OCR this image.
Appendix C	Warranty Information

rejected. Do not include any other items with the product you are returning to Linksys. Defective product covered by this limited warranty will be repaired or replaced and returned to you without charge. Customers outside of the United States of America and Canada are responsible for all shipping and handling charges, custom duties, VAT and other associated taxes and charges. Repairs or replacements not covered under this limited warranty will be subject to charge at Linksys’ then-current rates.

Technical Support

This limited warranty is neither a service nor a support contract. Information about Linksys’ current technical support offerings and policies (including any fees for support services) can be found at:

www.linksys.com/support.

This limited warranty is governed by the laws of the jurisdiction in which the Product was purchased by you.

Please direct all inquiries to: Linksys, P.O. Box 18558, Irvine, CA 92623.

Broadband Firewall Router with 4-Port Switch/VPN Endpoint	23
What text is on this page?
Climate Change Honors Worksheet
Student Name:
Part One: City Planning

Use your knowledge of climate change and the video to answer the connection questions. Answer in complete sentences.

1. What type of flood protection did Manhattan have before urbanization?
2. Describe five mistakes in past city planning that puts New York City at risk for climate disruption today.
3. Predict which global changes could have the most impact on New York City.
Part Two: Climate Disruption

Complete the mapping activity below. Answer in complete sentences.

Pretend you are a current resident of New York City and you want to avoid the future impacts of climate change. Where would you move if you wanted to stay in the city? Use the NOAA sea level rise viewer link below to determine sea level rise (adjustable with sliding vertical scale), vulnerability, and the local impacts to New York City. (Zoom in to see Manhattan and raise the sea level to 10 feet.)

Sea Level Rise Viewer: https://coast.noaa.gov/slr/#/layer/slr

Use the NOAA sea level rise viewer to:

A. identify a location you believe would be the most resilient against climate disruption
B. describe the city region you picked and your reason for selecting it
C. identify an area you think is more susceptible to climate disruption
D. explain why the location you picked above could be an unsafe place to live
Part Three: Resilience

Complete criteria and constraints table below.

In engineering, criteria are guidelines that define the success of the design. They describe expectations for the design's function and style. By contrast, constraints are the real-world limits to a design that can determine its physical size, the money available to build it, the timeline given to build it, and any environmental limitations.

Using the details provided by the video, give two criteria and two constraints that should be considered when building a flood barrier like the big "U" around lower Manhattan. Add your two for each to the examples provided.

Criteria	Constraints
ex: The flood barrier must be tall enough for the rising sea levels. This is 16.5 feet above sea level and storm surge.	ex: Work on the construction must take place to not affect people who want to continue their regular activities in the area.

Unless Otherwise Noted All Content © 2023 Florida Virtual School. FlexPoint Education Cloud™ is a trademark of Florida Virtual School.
....
### Exercise goal
Copy every line above that holds the word "below".

### Final result
Complete the mapping activity below. Answer in complete sentences.
Pretend you are a current resident of New York City and you want to avoid the future impacts of climate change. Where would you move if you wanted to stay in the city? Use the NOAA sea level rise viewer link below to determine sea level rise (adjustable with sliding vertical scale), vulnerability, and the local impacts to New York City. (Zoom in to see Manhattan and raise the sea level to 10 feet.)
Complete criteria and constraints table below.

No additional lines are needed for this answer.